» **AIM OF THE EXERCISE**
Which lines of the records contain the word "data"? Report each such line as it appears, matching case.

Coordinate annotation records
***

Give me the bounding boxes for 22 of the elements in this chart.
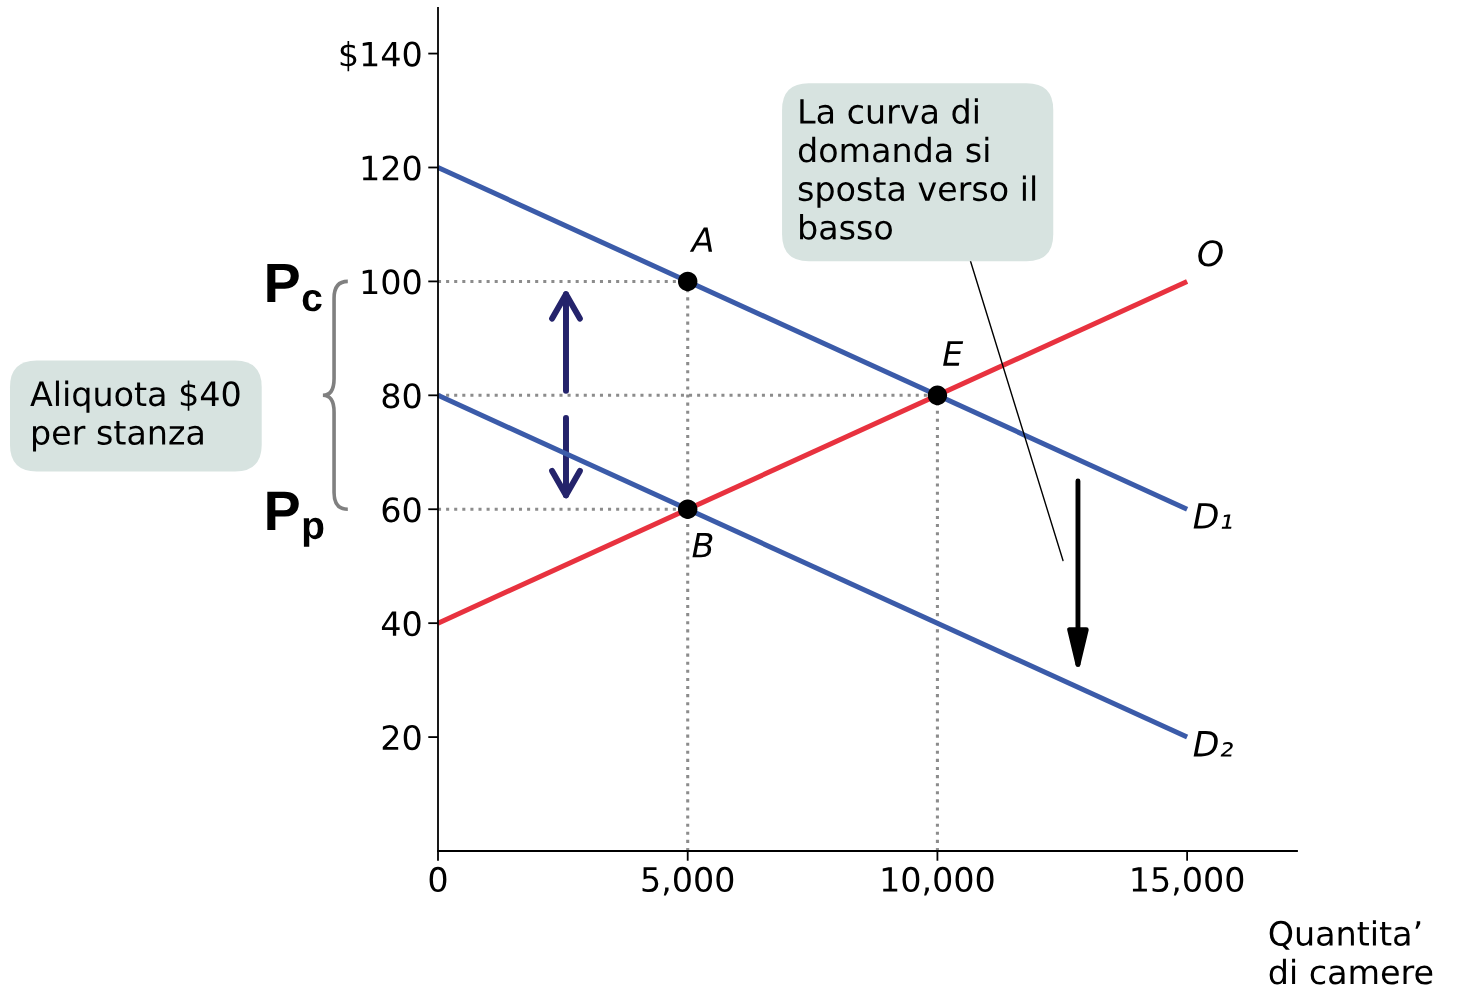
series-label: O bbox=[1198, 240, 1223, 267]
x-tick-label: 5,000 bbox=[642, 866, 734, 896]
y-tick-label: 80 bbox=[382, 383, 421, 409]
data-label: E bbox=[943, 341, 964, 366]
text: P$_{c}$ bbox=[267, 263, 322, 312]
data-label: B bbox=[692, 533, 713, 558]
x-tick-label: 10,000 bbox=[882, 866, 994, 896]
x-tick-label: 0 bbox=[429, 866, 447, 893]
y-tick-label: 20 bbox=[382, 725, 421, 751]
x-tick-label: 15,000 bbox=[1132, 866, 1244, 896]
data-label: A bbox=[689, 227, 713, 252]
y-tick-label: 100 bbox=[362, 269, 421, 295]
series-label: D₁ bbox=[1193, 503, 1232, 529]
y-tick-label: 60 bbox=[382, 497, 421, 523]
text: P$_{p}$ bbox=[267, 491, 324, 547]
text: Aliquota $40 per stanza bbox=[30, 380, 240, 452]
y-tick-label: 40 bbox=[381, 611, 421, 637]
x-axis-title: Quantita’ di camere bbox=[1269, 920, 1433, 985]
y-tick-label: $140 bbox=[340, 40, 421, 72]
y-tick-label: 120 bbox=[362, 155, 421, 181]
annotation: La curva di domanda si sposta verso il basso bbox=[798, 98, 1036, 240]
series-label: D₂ bbox=[1193, 731, 1233, 757]
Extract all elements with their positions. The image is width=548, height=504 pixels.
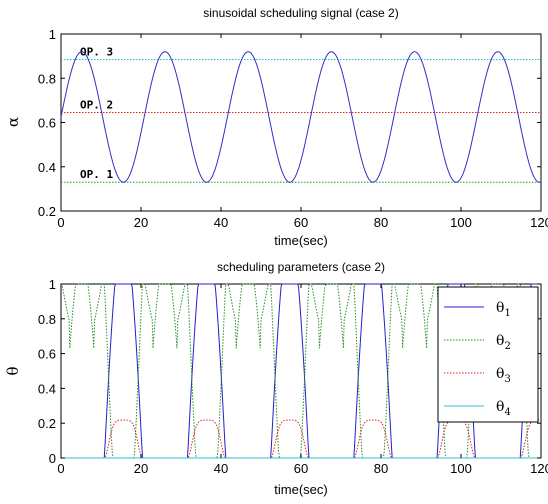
legend-label-subscript: 3	[504, 374, 510, 385]
top-title: sinusoidal scheduling signal (case 2)	[203, 6, 398, 20]
chart-bottom: scheduling parameters (case 2) 0 20 40 60 80…	[4, 260, 548, 497]
top-ytick-label: 1	[49, 27, 56, 42]
legend-label-subscript: 4	[504, 407, 510, 418]
legend-label-theta-3: θ3	[496, 366, 511, 385]
top-plot-area	[60, 33, 542, 212]
legend-label-symbol: θ	[496, 399, 504, 415]
bottom-title: scheduling parameters (case 2)	[217, 260, 385, 274]
bottom-xtick-label: 100	[450, 461, 472, 476]
bottom-ytick-label: 0	[49, 451, 56, 466]
top-xtick-label: 100	[450, 215, 472, 230]
legend-label-theta-2: θ2	[496, 333, 511, 352]
bottom-ylabel: θ	[4, 366, 22, 375]
legend-label-theta-1: θ1	[496, 300, 511, 319]
legend-box	[437, 286, 539, 423]
bottom-ytick-label: 1	[49, 277, 56, 292]
top-xtick-label: 20	[134, 215, 148, 230]
top-ytick-label: 0.8	[38, 71, 56, 86]
top-ytick-label: 0.6	[38, 116, 56, 131]
bottom-xlabel: time(sec)	[274, 482, 327, 497]
top-ytick-label: 0.4	[38, 160, 56, 175]
bottom-xtick-label: 40	[214, 461, 228, 476]
bottom-xtick-label: 80	[374, 461, 388, 476]
top-xtick-label: 80	[374, 215, 388, 230]
top-ylabel: α	[4, 117, 22, 127]
bottom-xtick-label: 60	[294, 461, 308, 476]
top-xtick-label: 40	[214, 215, 228, 230]
bottom-ytick-label: 0.8	[38, 312, 56, 327]
bottom-xtick-label: 120	[530, 461, 548, 476]
op-label-2: OP. 2	[80, 99, 113, 112]
bottom-xtick-label: 0	[57, 461, 64, 476]
top-ytick-label: 0.2	[38, 204, 56, 219]
legend-label-subscript: 1	[504, 308, 510, 319]
top-xtick-label: 60	[294, 215, 308, 230]
legend-label-symbol: θ	[496, 300, 504, 316]
bottom-ytick-label: 0.6	[38, 347, 56, 362]
legend-label-symbol: θ	[496, 366, 504, 382]
top-xtick-label: 0	[57, 215, 64, 230]
alpha-signal-line	[60, 51, 542, 183]
top-xlabel: time(sec)	[274, 233, 327, 248]
op-label-3: OP. 3	[80, 45, 113, 58]
bottom-ytick-label: 0.2	[38, 416, 56, 431]
legend-label-symbol: θ	[496, 333, 504, 349]
top-xtick-label: 120	[530, 215, 548, 230]
legend-label-theta-4: θ4	[496, 399, 511, 418]
legend-label-subscript: 2	[504, 341, 510, 352]
op-label-1: OP. 1	[80, 168, 113, 181]
chart-top: sinusoidal scheduling signal (case 2) OP…	[4, 6, 548, 248]
bottom-ytick-label: 0.4	[38, 381, 56, 396]
bottom-xtick-label: 20	[134, 461, 148, 476]
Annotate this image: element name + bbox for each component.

***

» **THE SOLUTION**
data-label: E bbox=[943, 341, 964, 366]
data-label: B bbox=[692, 533, 713, 558]
data-label: A bbox=[689, 227, 713, 252]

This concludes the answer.